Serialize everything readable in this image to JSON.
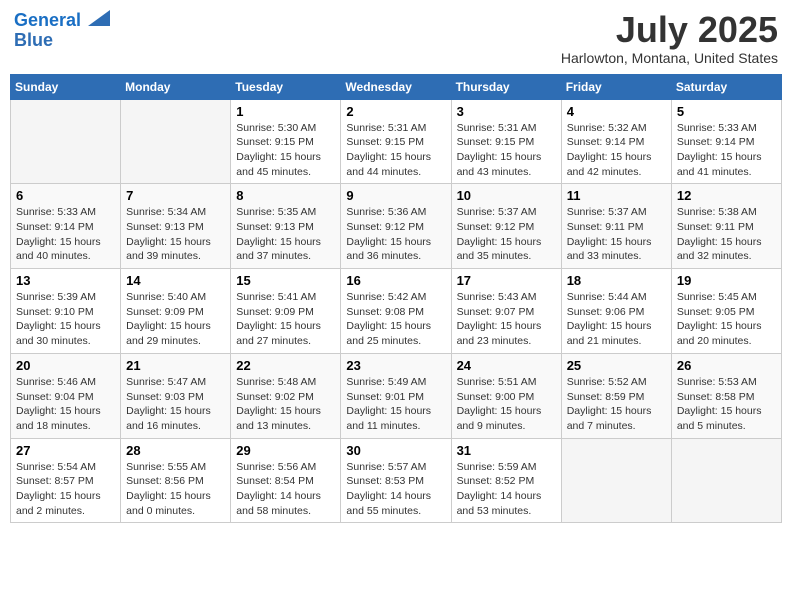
{
  "header": {
    "logo_line1": "General",
    "logo_line2": "Blue",
    "month": "July 2025",
    "location": "Harlowton, Montana, United States"
  },
  "weekdays": [
    "Sunday",
    "Monday",
    "Tuesday",
    "Wednesday",
    "Thursday",
    "Friday",
    "Saturday"
  ],
  "weeks": [
    [
      {
        "day": "",
        "empty": true
      },
      {
        "day": "",
        "empty": true
      },
      {
        "day": "1",
        "sunrise": "Sunrise: 5:30 AM",
        "sunset": "Sunset: 9:15 PM",
        "daylight": "Daylight: 15 hours and 45 minutes."
      },
      {
        "day": "2",
        "sunrise": "Sunrise: 5:31 AM",
        "sunset": "Sunset: 9:15 PM",
        "daylight": "Daylight: 15 hours and 44 minutes."
      },
      {
        "day": "3",
        "sunrise": "Sunrise: 5:31 AM",
        "sunset": "Sunset: 9:15 PM",
        "daylight": "Daylight: 15 hours and 43 minutes."
      },
      {
        "day": "4",
        "sunrise": "Sunrise: 5:32 AM",
        "sunset": "Sunset: 9:14 PM",
        "daylight": "Daylight: 15 hours and 42 minutes."
      },
      {
        "day": "5",
        "sunrise": "Sunrise: 5:33 AM",
        "sunset": "Sunset: 9:14 PM",
        "daylight": "Daylight: 15 hours and 41 minutes."
      }
    ],
    [
      {
        "day": "6",
        "sunrise": "Sunrise: 5:33 AM",
        "sunset": "Sunset: 9:14 PM",
        "daylight": "Daylight: 15 hours and 40 minutes."
      },
      {
        "day": "7",
        "sunrise": "Sunrise: 5:34 AM",
        "sunset": "Sunset: 9:13 PM",
        "daylight": "Daylight: 15 hours and 39 minutes."
      },
      {
        "day": "8",
        "sunrise": "Sunrise: 5:35 AM",
        "sunset": "Sunset: 9:13 PM",
        "daylight": "Daylight: 15 hours and 37 minutes."
      },
      {
        "day": "9",
        "sunrise": "Sunrise: 5:36 AM",
        "sunset": "Sunset: 9:12 PM",
        "daylight": "Daylight: 15 hours and 36 minutes."
      },
      {
        "day": "10",
        "sunrise": "Sunrise: 5:37 AM",
        "sunset": "Sunset: 9:12 PM",
        "daylight": "Daylight: 15 hours and 35 minutes."
      },
      {
        "day": "11",
        "sunrise": "Sunrise: 5:37 AM",
        "sunset": "Sunset: 9:11 PM",
        "daylight": "Daylight: 15 hours and 33 minutes."
      },
      {
        "day": "12",
        "sunrise": "Sunrise: 5:38 AM",
        "sunset": "Sunset: 9:11 PM",
        "daylight": "Daylight: 15 hours and 32 minutes."
      }
    ],
    [
      {
        "day": "13",
        "sunrise": "Sunrise: 5:39 AM",
        "sunset": "Sunset: 9:10 PM",
        "daylight": "Daylight: 15 hours and 30 minutes."
      },
      {
        "day": "14",
        "sunrise": "Sunrise: 5:40 AM",
        "sunset": "Sunset: 9:09 PM",
        "daylight": "Daylight: 15 hours and 29 minutes."
      },
      {
        "day": "15",
        "sunrise": "Sunrise: 5:41 AM",
        "sunset": "Sunset: 9:09 PM",
        "daylight": "Daylight: 15 hours and 27 minutes."
      },
      {
        "day": "16",
        "sunrise": "Sunrise: 5:42 AM",
        "sunset": "Sunset: 9:08 PM",
        "daylight": "Daylight: 15 hours and 25 minutes."
      },
      {
        "day": "17",
        "sunrise": "Sunrise: 5:43 AM",
        "sunset": "Sunset: 9:07 PM",
        "daylight": "Daylight: 15 hours and 23 minutes."
      },
      {
        "day": "18",
        "sunrise": "Sunrise: 5:44 AM",
        "sunset": "Sunset: 9:06 PM",
        "daylight": "Daylight: 15 hours and 21 minutes."
      },
      {
        "day": "19",
        "sunrise": "Sunrise: 5:45 AM",
        "sunset": "Sunset: 9:05 PM",
        "daylight": "Daylight: 15 hours and 20 minutes."
      }
    ],
    [
      {
        "day": "20",
        "sunrise": "Sunrise: 5:46 AM",
        "sunset": "Sunset: 9:04 PM",
        "daylight": "Daylight: 15 hours and 18 minutes."
      },
      {
        "day": "21",
        "sunrise": "Sunrise: 5:47 AM",
        "sunset": "Sunset: 9:03 PM",
        "daylight": "Daylight: 15 hours and 16 minutes."
      },
      {
        "day": "22",
        "sunrise": "Sunrise: 5:48 AM",
        "sunset": "Sunset: 9:02 PM",
        "daylight": "Daylight: 15 hours and 13 minutes."
      },
      {
        "day": "23",
        "sunrise": "Sunrise: 5:49 AM",
        "sunset": "Sunset: 9:01 PM",
        "daylight": "Daylight: 15 hours and 11 minutes."
      },
      {
        "day": "24",
        "sunrise": "Sunrise: 5:51 AM",
        "sunset": "Sunset: 9:00 PM",
        "daylight": "Daylight: 15 hours and 9 minutes."
      },
      {
        "day": "25",
        "sunrise": "Sunrise: 5:52 AM",
        "sunset": "Sunset: 8:59 PM",
        "daylight": "Daylight: 15 hours and 7 minutes."
      },
      {
        "day": "26",
        "sunrise": "Sunrise: 5:53 AM",
        "sunset": "Sunset: 8:58 PM",
        "daylight": "Daylight: 15 hours and 5 minutes."
      }
    ],
    [
      {
        "day": "27",
        "sunrise": "Sunrise: 5:54 AM",
        "sunset": "Sunset: 8:57 PM",
        "daylight": "Daylight: 15 hours and 2 minutes."
      },
      {
        "day": "28",
        "sunrise": "Sunrise: 5:55 AM",
        "sunset": "Sunset: 8:56 PM",
        "daylight": "Daylight: 15 hours and 0 minutes."
      },
      {
        "day": "29",
        "sunrise": "Sunrise: 5:56 AM",
        "sunset": "Sunset: 8:54 PM",
        "daylight": "Daylight: 14 hours and 58 minutes."
      },
      {
        "day": "30",
        "sunrise": "Sunrise: 5:57 AM",
        "sunset": "Sunset: 8:53 PM",
        "daylight": "Daylight: 14 hours and 55 minutes."
      },
      {
        "day": "31",
        "sunrise": "Sunrise: 5:59 AM",
        "sunset": "Sunset: 8:52 PM",
        "daylight": "Daylight: 14 hours and 53 minutes."
      },
      {
        "day": "",
        "empty": true
      },
      {
        "day": "",
        "empty": true
      }
    ]
  ]
}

#### [EXERCISE DETAILS]
Using the records above, retype everything exactly except the pictures.

#### [RIGHT ANSWER]
Serialize everything readable in this image to JSON.
{
  "header": {
    "logo_line1": "General",
    "logo_line2": "Blue",
    "month": "July 2025",
    "location": "Harlowton, Montana, United States"
  },
  "weekdays": [
    "Sunday",
    "Monday",
    "Tuesday",
    "Wednesday",
    "Thursday",
    "Friday",
    "Saturday"
  ],
  "weeks": [
    [
      {
        "day": "",
        "empty": true
      },
      {
        "day": "",
        "empty": true
      },
      {
        "day": "1",
        "sunrise": "Sunrise: 5:30 AM",
        "sunset": "Sunset: 9:15 PM",
        "daylight": "Daylight: 15 hours and 45 minutes."
      },
      {
        "day": "2",
        "sunrise": "Sunrise: 5:31 AM",
        "sunset": "Sunset: 9:15 PM",
        "daylight": "Daylight: 15 hours and 44 minutes."
      },
      {
        "day": "3",
        "sunrise": "Sunrise: 5:31 AM",
        "sunset": "Sunset: 9:15 PM",
        "daylight": "Daylight: 15 hours and 43 minutes."
      },
      {
        "day": "4",
        "sunrise": "Sunrise: 5:32 AM",
        "sunset": "Sunset: 9:14 PM",
        "daylight": "Daylight: 15 hours and 42 minutes."
      },
      {
        "day": "5",
        "sunrise": "Sunrise: 5:33 AM",
        "sunset": "Sunset: 9:14 PM",
        "daylight": "Daylight: 15 hours and 41 minutes."
      }
    ],
    [
      {
        "day": "6",
        "sunrise": "Sunrise: 5:33 AM",
        "sunset": "Sunset: 9:14 PM",
        "daylight": "Daylight: 15 hours and 40 minutes."
      },
      {
        "day": "7",
        "sunrise": "Sunrise: 5:34 AM",
        "sunset": "Sunset: 9:13 PM",
        "daylight": "Daylight: 15 hours and 39 minutes."
      },
      {
        "day": "8",
        "sunrise": "Sunrise: 5:35 AM",
        "sunset": "Sunset: 9:13 PM",
        "daylight": "Daylight: 15 hours and 37 minutes."
      },
      {
        "day": "9",
        "sunrise": "Sunrise: 5:36 AM",
        "sunset": "Sunset: 9:12 PM",
        "daylight": "Daylight: 15 hours and 36 minutes."
      },
      {
        "day": "10",
        "sunrise": "Sunrise: 5:37 AM",
        "sunset": "Sunset: 9:12 PM",
        "daylight": "Daylight: 15 hours and 35 minutes."
      },
      {
        "day": "11",
        "sunrise": "Sunrise: 5:37 AM",
        "sunset": "Sunset: 9:11 PM",
        "daylight": "Daylight: 15 hours and 33 minutes."
      },
      {
        "day": "12",
        "sunrise": "Sunrise: 5:38 AM",
        "sunset": "Sunset: 9:11 PM",
        "daylight": "Daylight: 15 hours and 32 minutes."
      }
    ],
    [
      {
        "day": "13",
        "sunrise": "Sunrise: 5:39 AM",
        "sunset": "Sunset: 9:10 PM",
        "daylight": "Daylight: 15 hours and 30 minutes."
      },
      {
        "day": "14",
        "sunrise": "Sunrise: 5:40 AM",
        "sunset": "Sunset: 9:09 PM",
        "daylight": "Daylight: 15 hours and 29 minutes."
      },
      {
        "day": "15",
        "sunrise": "Sunrise: 5:41 AM",
        "sunset": "Sunset: 9:09 PM",
        "daylight": "Daylight: 15 hours and 27 minutes."
      },
      {
        "day": "16",
        "sunrise": "Sunrise: 5:42 AM",
        "sunset": "Sunset: 9:08 PM",
        "daylight": "Daylight: 15 hours and 25 minutes."
      },
      {
        "day": "17",
        "sunrise": "Sunrise: 5:43 AM",
        "sunset": "Sunset: 9:07 PM",
        "daylight": "Daylight: 15 hours and 23 minutes."
      },
      {
        "day": "18",
        "sunrise": "Sunrise: 5:44 AM",
        "sunset": "Sunset: 9:06 PM",
        "daylight": "Daylight: 15 hours and 21 minutes."
      },
      {
        "day": "19",
        "sunrise": "Sunrise: 5:45 AM",
        "sunset": "Sunset: 9:05 PM",
        "daylight": "Daylight: 15 hours and 20 minutes."
      }
    ],
    [
      {
        "day": "20",
        "sunrise": "Sunrise: 5:46 AM",
        "sunset": "Sunset: 9:04 PM",
        "daylight": "Daylight: 15 hours and 18 minutes."
      },
      {
        "day": "21",
        "sunrise": "Sunrise: 5:47 AM",
        "sunset": "Sunset: 9:03 PM",
        "daylight": "Daylight: 15 hours and 16 minutes."
      },
      {
        "day": "22",
        "sunrise": "Sunrise: 5:48 AM",
        "sunset": "Sunset: 9:02 PM",
        "daylight": "Daylight: 15 hours and 13 minutes."
      },
      {
        "day": "23",
        "sunrise": "Sunrise: 5:49 AM",
        "sunset": "Sunset: 9:01 PM",
        "daylight": "Daylight: 15 hours and 11 minutes."
      },
      {
        "day": "24",
        "sunrise": "Sunrise: 5:51 AM",
        "sunset": "Sunset: 9:00 PM",
        "daylight": "Daylight: 15 hours and 9 minutes."
      },
      {
        "day": "25",
        "sunrise": "Sunrise: 5:52 AM",
        "sunset": "Sunset: 8:59 PM",
        "daylight": "Daylight: 15 hours and 7 minutes."
      },
      {
        "day": "26",
        "sunrise": "Sunrise: 5:53 AM",
        "sunset": "Sunset: 8:58 PM",
        "daylight": "Daylight: 15 hours and 5 minutes."
      }
    ],
    [
      {
        "day": "27",
        "sunrise": "Sunrise: 5:54 AM",
        "sunset": "Sunset: 8:57 PM",
        "daylight": "Daylight: 15 hours and 2 minutes."
      },
      {
        "day": "28",
        "sunrise": "Sunrise: 5:55 AM",
        "sunset": "Sunset: 8:56 PM",
        "daylight": "Daylight: 15 hours and 0 minutes."
      },
      {
        "day": "29",
        "sunrise": "Sunrise: 5:56 AM",
        "sunset": "Sunset: 8:54 PM",
        "daylight": "Daylight: 14 hours and 58 minutes."
      },
      {
        "day": "30",
        "sunrise": "Sunrise: 5:57 AM",
        "sunset": "Sunset: 8:53 PM",
        "daylight": "Daylight: 14 hours and 55 minutes."
      },
      {
        "day": "31",
        "sunrise": "Sunrise: 5:59 AM",
        "sunset": "Sunset: 8:52 PM",
        "daylight": "Daylight: 14 hours and 53 minutes."
      },
      {
        "day": "",
        "empty": true
      },
      {
        "day": "",
        "empty": true
      }
    ]
  ]
}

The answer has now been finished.